▶ **Work to complete**:
Repeat each entry as written, dropping any picture you find.

▶ **Source material**:
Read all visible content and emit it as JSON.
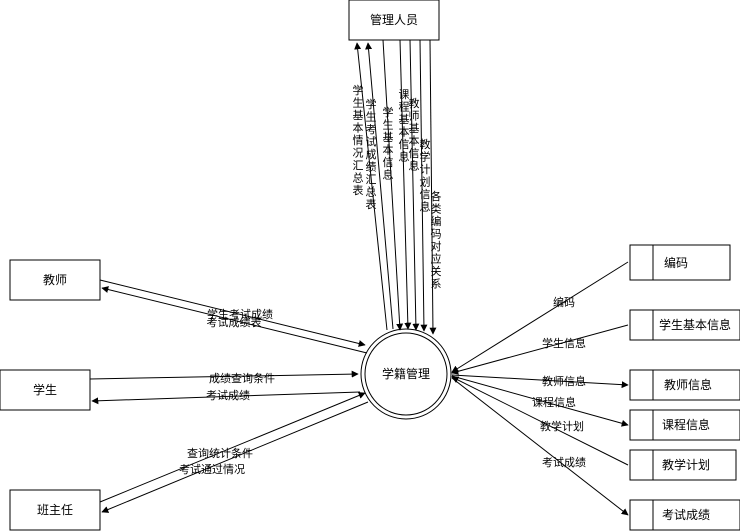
{
  "center": "学籍管理",
  "entities": {
    "admin": "管理人员",
    "teacher": "教师",
    "student": "学生",
    "head_teacher": "班主任"
  },
  "stores": [
    "编码",
    "学生基本信息",
    "教师信息",
    "课程信息",
    "教学计划",
    "考试成绩"
  ],
  "flows": {
    "admin_out_1": "学生基本情况汇总表",
    "admin_out_2": "学生考试成绩汇总表",
    "admin_in_1": "学生基本信息",
    "admin_in_2": "课程基本信息",
    "admin_in_3": "教师基本信息",
    "admin_in_4": "教学计划信息",
    "admin_in_5": "各类编码对应关系",
    "teacher_in": "学生考试成绩",
    "teacher_out": "考试成绩表",
    "student_in": "成绩查询条件",
    "student_out": "考试成绩",
    "head_in": "查询统计条件",
    "head_out": "考试通过情况",
    "store_code": "编码",
    "store_student": "学生信息",
    "store_teacher": "教师信息",
    "store_course": "课程信息",
    "store_plan": "教学计划",
    "store_score": "考试成绩"
  }
}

▶ **Answer for the task**:
Read all visible content and emit it as JSON.
{
  "center": "学籍管理",
  "entities": {
    "admin": "管理人员",
    "teacher": "教师",
    "student": "学生",
    "head_teacher": "班主任"
  },
  "stores": [
    "编码",
    "学生基本信息",
    "教师信息",
    "课程信息",
    "教学计划",
    "考试成绩"
  ],
  "flows": {
    "admin_out_1": "学生基本情况汇总表",
    "admin_out_2": "学生考试成绩汇总表",
    "admin_in_1": "学生基本信息",
    "admin_in_2": "课程基本信息",
    "admin_in_3": "教师基本信息",
    "admin_in_4": "教学计划信息",
    "admin_in_5": "各类编码对应关系",
    "teacher_in": "学生考试成绩",
    "teacher_out": "考试成绩表",
    "student_in": "成绩查询条件",
    "student_out": "考试成绩",
    "head_in": "查询统计条件",
    "head_out": "考试通过情况",
    "store_code": "编码",
    "store_student": "学生信息",
    "store_teacher": "教师信息",
    "store_course": "课程信息",
    "store_plan": "教学计划",
    "store_score": "考试成绩"
  }
}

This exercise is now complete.